*EXERCISE DIRECTIONS*: Copy out the lines that include the word "type".

Records from a dataset
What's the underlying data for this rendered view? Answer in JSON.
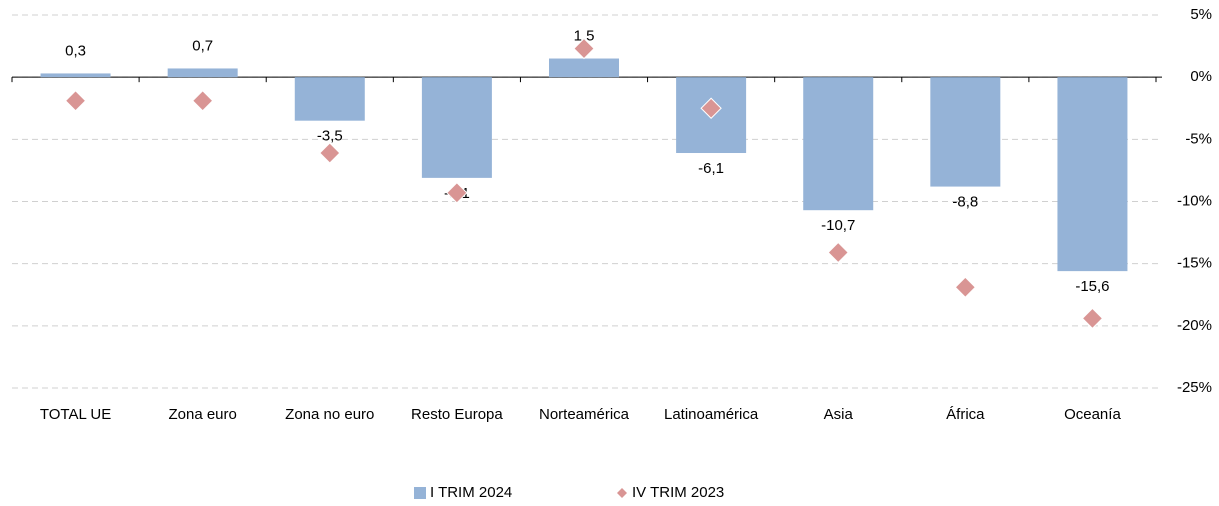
{
  "chart_data": {
    "type": "bar",
    "categories": [
      "TOTAL UE",
      "Zona euro",
      "Zona no euro",
      "Resto Europa",
      "Norteamérica",
      "Latinoamérica",
      "Asia",
      "África",
      "Oceanía"
    ],
    "series": [
      {
        "name": "I TRIM 2024",
        "type": "bar",
        "color": "#95b3d7",
        "values": [
          0.3,
          0.7,
          -3.5,
          -8.1,
          1.5,
          -6.1,
          -10.7,
          -8.8,
          -15.6
        ],
        "value_labels": [
          "0,3",
          "0,7",
          "-3,5",
          "-8,1",
          "1,5",
          "-6,1",
          "-10,7",
          "-8,8",
          "-15,6"
        ]
      },
      {
        "name": "IV TRIM 2023",
        "type": "scatter",
        "marker": "diamond",
        "color": "#d99594",
        "values": [
          -1.9,
          -1.9,
          -6.1,
          -9.3,
          2.3,
          -2.5,
          -14.1,
          -16.9,
          -19.4
        ]
      }
    ],
    "ylim": [
      5,
      -25
    ],
    "yticks": [
      {
        "value": 5,
        "label": "5%"
      },
      {
        "value": 0,
        "label": "0%"
      },
      {
        "value": -5,
        "label": "-5%"
      },
      {
        "value": -10,
        "label": "-10%"
      },
      {
        "value": -15,
        "label": "-15%"
      },
      {
        "value": -20,
        "label": "-20%"
      },
      {
        "value": -25,
        "label": "-25%"
      }
    ],
    "grid": true,
    "legend": "bottom"
  }
}
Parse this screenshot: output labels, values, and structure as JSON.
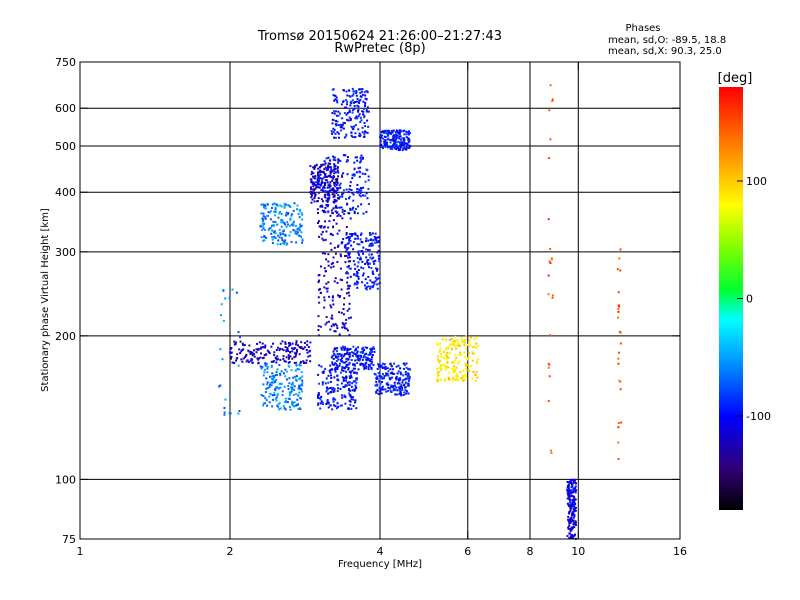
{
  "chart_data": {
    "type": "scatter",
    "title": "Tromsø 20150624 21:26:00–21:27:43",
    "subtitle": "RwPretec (8p)",
    "xlabel": "Frequency [MHz]",
    "ylabel": "Stationary phase Virtual Height [km]",
    "x_scale": "log",
    "y_scale": "log",
    "xlim": [
      1,
      16
    ],
    "ylim": [
      75,
      750
    ],
    "x_ticks": [
      1,
      2,
      4,
      6,
      8,
      10,
      16
    ],
    "y_ticks": [
      75,
      100,
      200,
      300,
      400,
      500,
      600,
      750
    ],
    "x_grid": [
      2,
      4,
      6,
      8,
      10
    ],
    "y_grid": [
      100,
      200,
      300,
      400,
      500,
      600
    ],
    "legend": {
      "title": "Phases",
      "lines": [
        "mean, sd,O: -89.5, 18.8",
        "mean, sd,X: 90.3, 25.0"
      ]
    },
    "colorbar": {
      "label": "[deg]",
      "range": [
        -180,
        180
      ],
      "ticks": [
        -100,
        0,
        100
      ]
    },
    "series": [
      {
        "color_deg": -95,
        "clusters": [
          {
            "f": [
              3.0,
              3.6
            ],
            "h": [
              140,
              175
            ]
          },
          {
            "f": [
              3.2,
              3.9
            ],
            "h": [
              170,
              190
            ]
          },
          {
            "f": [
              3.0,
              3.8
            ],
            "h": [
              360,
              480
            ]
          },
          {
            "f": [
              3.2,
              3.8
            ],
            "h": [
              520,
              660
            ]
          },
          {
            "f": [
              3.4,
              4.0
            ],
            "h": [
              250,
              330
            ]
          },
          {
            "f": [
              4.0,
              4.6
            ],
            "h": [
              490,
              540
            ]
          },
          {
            "f": [
              3.9,
              4.6
            ],
            "h": [
              150,
              175
            ]
          }
        ]
      },
      {
        "color_deg": -120,
        "clusters": [
          {
            "f": [
              2.0,
              2.9
            ],
            "h": [
              175,
              195
            ]
          },
          {
            "f": [
              3.0,
              3.5
            ],
            "h": [
              200,
              380
            ]
          },
          {
            "f": [
              2.9,
              3.3
            ],
            "h": [
              380,
              460
            ]
          }
        ]
      },
      {
        "color_deg": -60,
        "clusters": [
          {
            "f": [
              2.3,
              2.8
            ],
            "h": [
              310,
              380
            ]
          },
          {
            "f": [
              1.9,
              2.1
            ],
            "h": [
              135,
              260
            ]
          },
          {
            "f": [
              2.3,
              2.8
            ],
            "h": [
              140,
              175
            ]
          }
        ]
      },
      {
        "color_deg": 90,
        "clusters": [
          {
            "f": [
              5.2,
              6.3
            ],
            "h": [
              160,
              200
            ]
          }
        ]
      },
      {
        "color_deg": 150,
        "clusters": [
          {
            "f": [
              8.7,
              8.9
            ],
            "h": [
              110,
              700
            ]
          },
          {
            "f": [
              12.0,
              12.2
            ],
            "h": [
              110,
              320
            ]
          }
        ]
      },
      {
        "color_deg": -110,
        "clusters": [
          {
            "f": [
              9.5,
              9.9
            ],
            "h": [
              75,
              100
            ]
          }
        ]
      }
    ]
  }
}
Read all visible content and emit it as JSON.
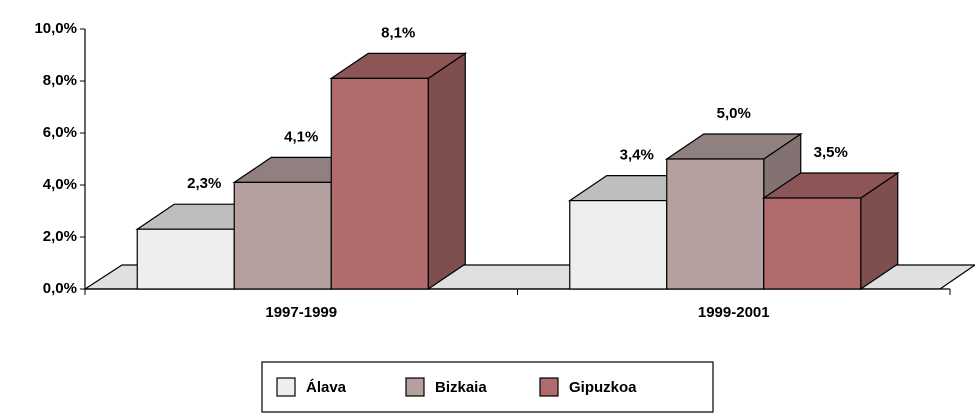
{
  "chart_data": {
    "type": "bar3d",
    "categories": [
      "1997-1999",
      "1999-2001"
    ],
    "series": [
      {
        "name": "Álava",
        "color": "#eeeeee",
        "values": [
          2.3,
          3.4
        ],
        "value_labels": [
          "2,3%",
          "3,4%"
        ]
      },
      {
        "name": "Bizkaia",
        "color": "#b4a09f",
        "values": [
          4.1,
          5.0
        ],
        "value_labels": [
          "4,1%",
          "5,0%"
        ]
      },
      {
        "name": "Gipuzkoa",
        "color": "#b06c6c",
        "values": [
          8.1,
          3.5
        ],
        "value_labels": [
          "8,1%",
          "3,5%"
        ]
      }
    ],
    "ylim": [
      0,
      10
    ],
    "yticks": [
      {
        "value": 0,
        "label": "0,0%"
      },
      {
        "value": 2,
        "label": "2,0%"
      },
      {
        "value": 4,
        "label": "4,0%"
      },
      {
        "value": 6,
        "label": "6,0%"
      },
      {
        "value": 8,
        "label": "8,0%"
      },
      {
        "value": 10,
        "label": "10,0%"
      }
    ],
    "legend": "bottom"
  }
}
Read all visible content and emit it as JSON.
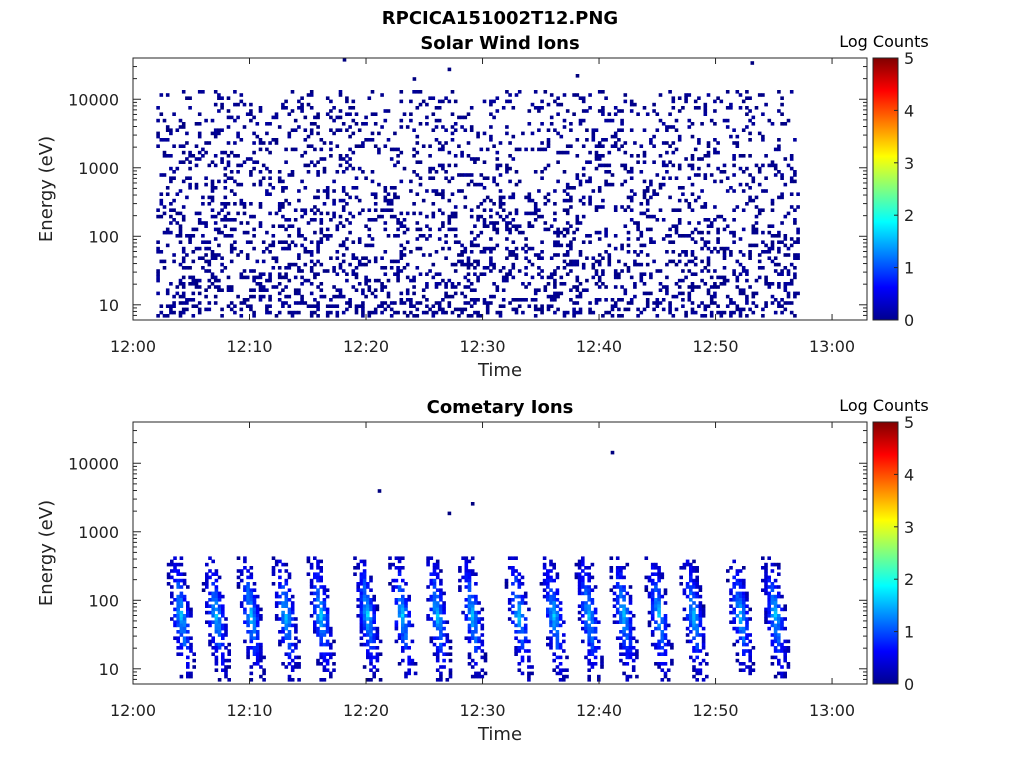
{
  "figure": {
    "title": "RPCICA151002T12.PNG"
  },
  "chart_data": [
    {
      "type": "heatmap",
      "title": "Solar Wind Ions",
      "xlabel": "Time",
      "ylabel": "Energy (eV)",
      "x_ticks": [
        "12:00",
        "12:10",
        "12:20",
        "12:30",
        "12:40",
        "12:50",
        "13:00"
      ],
      "xlim": [
        "12:00",
        "13:03"
      ],
      "data_time_range": [
        "12:02",
        "12:57"
      ],
      "y_ticks": [
        "10",
        "100",
        "1000",
        "10000"
      ],
      "ylim": [
        6,
        40000
      ],
      "yscale": "log",
      "energy_range_eV": [
        6,
        13000
      ],
      "colorbar": {
        "title": "Log Counts",
        "ticks": [
          "0",
          "1",
          "2",
          "3",
          "4",
          "5"
        ],
        "range": [
          0,
          5
        ],
        "colormap": "jet"
      },
      "dominant_log_counts": 0,
      "sparse_high_energy_events": [
        {
          "time": "12:18",
          "energy_eV": 38000,
          "log_counts": 0
        },
        {
          "time": "12:24",
          "energy_eV": 22000,
          "log_counts": 0
        },
        {
          "time": "12:27",
          "energy_eV": 28000,
          "log_counts": 0
        },
        {
          "time": "12:38",
          "energy_eV": 24000,
          "log_counts": 0
        },
        {
          "time": "12:53",
          "energy_eV": 37000,
          "log_counts": 0
        }
      ]
    },
    {
      "type": "heatmap",
      "title": "Cometary Ions",
      "xlabel": "Time",
      "ylabel": "Energy (eV)",
      "x_ticks": [
        "12:00",
        "12:10",
        "12:20",
        "12:30",
        "12:40",
        "12:50",
        "13:00"
      ],
      "xlim": [
        "12:00",
        "13:03"
      ],
      "data_time_range": [
        "12:02",
        "12:57"
      ],
      "y_ticks": [
        "10",
        "100",
        "1000",
        "10000"
      ],
      "ylim": [
        6,
        40000
      ],
      "yscale": "log",
      "colorbar": {
        "title": "Log Counts",
        "ticks": [
          "0",
          "1",
          "2",
          "3",
          "4",
          "5"
        ],
        "range": [
          0,
          5
        ],
        "colormap": "jet"
      },
      "periodic_bursts": {
        "times": [
          "12:04",
          "12:07",
          "12:10",
          "12:13",
          "12:16",
          "12:20",
          "12:23",
          "12:26",
          "12:29",
          "12:33",
          "12:36",
          "12:39",
          "12:42",
          "12:45",
          "12:48",
          "12:52",
          "12:55"
        ],
        "energy_range_eV": [
          6,
          450
        ],
        "peak_energy_eV": 60,
        "peak_log_counts": 1.5
      },
      "isolated_events": [
        {
          "time": "12:21",
          "energy_eV": 4200,
          "log_counts": 0
        },
        {
          "time": "12:27",
          "energy_eV": 1900,
          "log_counts": 0
        },
        {
          "time": "12:29",
          "energy_eV": 2800,
          "log_counts": 0
        },
        {
          "time": "12:41",
          "energy_eV": 15000,
          "log_counts": 0
        }
      ]
    }
  ]
}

*RESPONSE TO THIS TASK*:
    "type": "bar",
        "type": "bar",
        "type": "scatter",
    "type": "scatter",
    "type": "bar3d",
      "type": "heatmap",
      "type": "heatmap",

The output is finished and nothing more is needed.